Entries from a dataset
START

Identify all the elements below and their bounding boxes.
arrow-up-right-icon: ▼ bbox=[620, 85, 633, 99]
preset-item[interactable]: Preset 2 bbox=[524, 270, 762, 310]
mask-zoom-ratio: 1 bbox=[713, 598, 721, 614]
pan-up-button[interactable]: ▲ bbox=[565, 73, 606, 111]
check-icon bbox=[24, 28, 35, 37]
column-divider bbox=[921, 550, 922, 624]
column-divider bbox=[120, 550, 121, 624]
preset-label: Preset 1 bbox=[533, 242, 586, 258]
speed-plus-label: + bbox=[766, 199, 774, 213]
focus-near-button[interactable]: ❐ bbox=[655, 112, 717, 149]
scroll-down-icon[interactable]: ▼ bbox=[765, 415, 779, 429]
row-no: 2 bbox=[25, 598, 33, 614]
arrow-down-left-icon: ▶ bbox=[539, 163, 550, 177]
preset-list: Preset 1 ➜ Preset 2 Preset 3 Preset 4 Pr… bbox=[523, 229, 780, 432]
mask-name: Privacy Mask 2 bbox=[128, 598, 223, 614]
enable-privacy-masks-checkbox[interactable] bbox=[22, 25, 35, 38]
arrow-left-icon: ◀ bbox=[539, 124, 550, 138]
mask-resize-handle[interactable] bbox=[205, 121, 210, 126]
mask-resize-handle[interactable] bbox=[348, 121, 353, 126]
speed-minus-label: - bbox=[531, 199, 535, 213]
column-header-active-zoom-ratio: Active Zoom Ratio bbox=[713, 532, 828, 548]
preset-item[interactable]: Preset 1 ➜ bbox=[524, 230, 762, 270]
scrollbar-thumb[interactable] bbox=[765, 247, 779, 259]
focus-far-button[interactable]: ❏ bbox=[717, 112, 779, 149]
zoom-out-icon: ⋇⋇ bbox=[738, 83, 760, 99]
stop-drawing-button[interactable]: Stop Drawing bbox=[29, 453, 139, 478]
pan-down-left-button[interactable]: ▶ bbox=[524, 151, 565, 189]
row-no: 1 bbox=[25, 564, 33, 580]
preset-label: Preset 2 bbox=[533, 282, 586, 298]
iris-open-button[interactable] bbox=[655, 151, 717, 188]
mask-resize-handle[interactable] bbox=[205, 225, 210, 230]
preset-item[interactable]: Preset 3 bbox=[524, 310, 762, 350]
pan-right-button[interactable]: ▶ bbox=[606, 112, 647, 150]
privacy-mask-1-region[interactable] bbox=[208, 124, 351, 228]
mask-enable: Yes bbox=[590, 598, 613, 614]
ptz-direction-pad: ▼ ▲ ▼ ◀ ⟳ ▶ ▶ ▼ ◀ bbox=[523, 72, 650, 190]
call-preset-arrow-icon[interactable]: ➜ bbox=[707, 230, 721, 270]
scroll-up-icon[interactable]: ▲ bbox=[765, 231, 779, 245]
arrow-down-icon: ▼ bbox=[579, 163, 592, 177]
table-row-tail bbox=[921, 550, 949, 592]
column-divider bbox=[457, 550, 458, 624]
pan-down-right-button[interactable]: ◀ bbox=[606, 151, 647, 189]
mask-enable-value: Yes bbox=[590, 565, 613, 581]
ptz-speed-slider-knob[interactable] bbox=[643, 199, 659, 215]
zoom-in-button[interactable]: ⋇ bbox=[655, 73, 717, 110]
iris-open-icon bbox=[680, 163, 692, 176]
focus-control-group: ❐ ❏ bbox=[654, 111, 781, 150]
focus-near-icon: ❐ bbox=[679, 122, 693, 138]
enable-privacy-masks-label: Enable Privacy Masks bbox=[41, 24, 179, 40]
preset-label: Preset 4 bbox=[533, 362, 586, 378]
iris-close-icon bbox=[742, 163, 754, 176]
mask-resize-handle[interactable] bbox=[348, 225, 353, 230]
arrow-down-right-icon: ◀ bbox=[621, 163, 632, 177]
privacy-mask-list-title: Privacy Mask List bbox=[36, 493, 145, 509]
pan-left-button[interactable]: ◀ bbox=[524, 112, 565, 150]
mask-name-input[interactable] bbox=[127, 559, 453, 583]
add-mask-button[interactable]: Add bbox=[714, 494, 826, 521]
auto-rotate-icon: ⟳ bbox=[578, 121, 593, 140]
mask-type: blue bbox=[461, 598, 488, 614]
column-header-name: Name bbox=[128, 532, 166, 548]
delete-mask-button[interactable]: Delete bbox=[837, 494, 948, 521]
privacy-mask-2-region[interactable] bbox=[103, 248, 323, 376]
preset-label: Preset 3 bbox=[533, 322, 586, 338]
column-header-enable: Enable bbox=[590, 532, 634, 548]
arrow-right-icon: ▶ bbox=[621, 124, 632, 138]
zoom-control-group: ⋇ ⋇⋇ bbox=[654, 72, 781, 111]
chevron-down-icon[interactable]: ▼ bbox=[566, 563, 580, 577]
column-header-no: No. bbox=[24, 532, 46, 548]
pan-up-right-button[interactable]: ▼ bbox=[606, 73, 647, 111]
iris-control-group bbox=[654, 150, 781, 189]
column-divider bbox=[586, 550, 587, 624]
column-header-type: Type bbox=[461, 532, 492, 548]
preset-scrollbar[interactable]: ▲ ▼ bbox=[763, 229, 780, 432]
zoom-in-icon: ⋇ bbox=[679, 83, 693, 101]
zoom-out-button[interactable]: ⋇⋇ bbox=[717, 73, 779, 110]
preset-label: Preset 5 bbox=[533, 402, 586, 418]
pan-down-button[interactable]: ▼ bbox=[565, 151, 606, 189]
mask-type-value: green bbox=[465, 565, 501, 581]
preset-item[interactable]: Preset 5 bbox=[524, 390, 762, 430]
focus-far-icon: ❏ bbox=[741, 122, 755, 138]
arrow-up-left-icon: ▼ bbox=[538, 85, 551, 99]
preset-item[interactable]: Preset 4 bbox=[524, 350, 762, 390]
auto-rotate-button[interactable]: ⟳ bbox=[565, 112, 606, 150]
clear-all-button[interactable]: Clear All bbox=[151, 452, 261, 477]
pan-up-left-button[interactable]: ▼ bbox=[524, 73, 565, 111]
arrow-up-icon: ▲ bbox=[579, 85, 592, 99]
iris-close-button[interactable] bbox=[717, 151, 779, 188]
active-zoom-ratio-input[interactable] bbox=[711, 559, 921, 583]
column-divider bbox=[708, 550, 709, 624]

END

**Exercise goal:**
Copy the entries above word for word, starting at the very first line and ending at the line that contains "arrow-down-icon: ▼ bbox=[579, 163, 592, 177]", with both of those lines included.

**Final result:**
Identify all the elements below and their bounding boxes.
arrow-up-right-icon: ▼ bbox=[620, 85, 633, 99]
preset-item[interactable]: Preset 2 bbox=[524, 270, 762, 310]
mask-zoom-ratio: 1 bbox=[713, 598, 721, 614]
pan-up-button[interactable]: ▲ bbox=[565, 73, 606, 111]
check-icon bbox=[24, 28, 35, 37]
column-divider bbox=[921, 550, 922, 624]
column-divider bbox=[120, 550, 121, 624]
preset-label: Preset 1 bbox=[533, 242, 586, 258]
speed-plus-label: + bbox=[766, 199, 774, 213]
focus-near-button[interactable]: ❐ bbox=[655, 112, 717, 149]
scroll-down-icon[interactable]: ▼ bbox=[765, 415, 779, 429]
row-no: 2 bbox=[25, 598, 33, 614]
arrow-down-left-icon: ▶ bbox=[539, 163, 550, 177]
preset-list: Preset 1 ➜ Preset 2 Preset 3 Preset 4 Pr… bbox=[523, 229, 780, 432]
mask-name: Privacy Mask 2 bbox=[128, 598, 223, 614]
enable-privacy-masks-checkbox[interactable] bbox=[22, 25, 35, 38]
arrow-left-icon: ◀ bbox=[539, 124, 550, 138]
mask-resize-handle[interactable] bbox=[205, 121, 210, 126]
mask-resize-handle[interactable] bbox=[348, 121, 353, 126]
speed-minus-label: - bbox=[531, 199, 535, 213]
column-header-active-zoom-ratio: Active Zoom Ratio bbox=[713, 532, 828, 548]
preset-item[interactable]: Preset 1 ➜ bbox=[524, 230, 762, 270]
scrollbar-thumb[interactable] bbox=[765, 247, 779, 259]
focus-far-button[interactable]: ❏ bbox=[717, 112, 779, 149]
zoom-out-icon: ⋇⋇ bbox=[738, 83, 760, 99]
stop-drawing-button[interactable]: Stop Drawing bbox=[29, 453, 139, 478]
pan-down-left-button[interactable]: ▶ bbox=[524, 151, 565, 189]
row-no: 1 bbox=[25, 564, 33, 580]
preset-label: Preset 2 bbox=[533, 282, 586, 298]
iris-open-button[interactable] bbox=[655, 151, 717, 188]
mask-resize-handle[interactable] bbox=[205, 225, 210, 230]
preset-item[interactable]: Preset 3 bbox=[524, 310, 762, 350]
pan-right-button[interactable]: ▶ bbox=[606, 112, 647, 150]
privacy-mask-1-region[interactable] bbox=[208, 124, 351, 228]
mask-enable: Yes bbox=[590, 598, 613, 614]
ptz-direction-pad: ▼ ▲ ▼ ◀ ⟳ ▶ ▶ ▼ ◀ bbox=[523, 72, 650, 190]
call-preset-arrow-icon[interactable]: ➜ bbox=[707, 230, 721, 270]
scroll-up-icon[interactable]: ▲ bbox=[765, 231, 779, 245]
arrow-down-icon: ▼ bbox=[579, 163, 592, 177]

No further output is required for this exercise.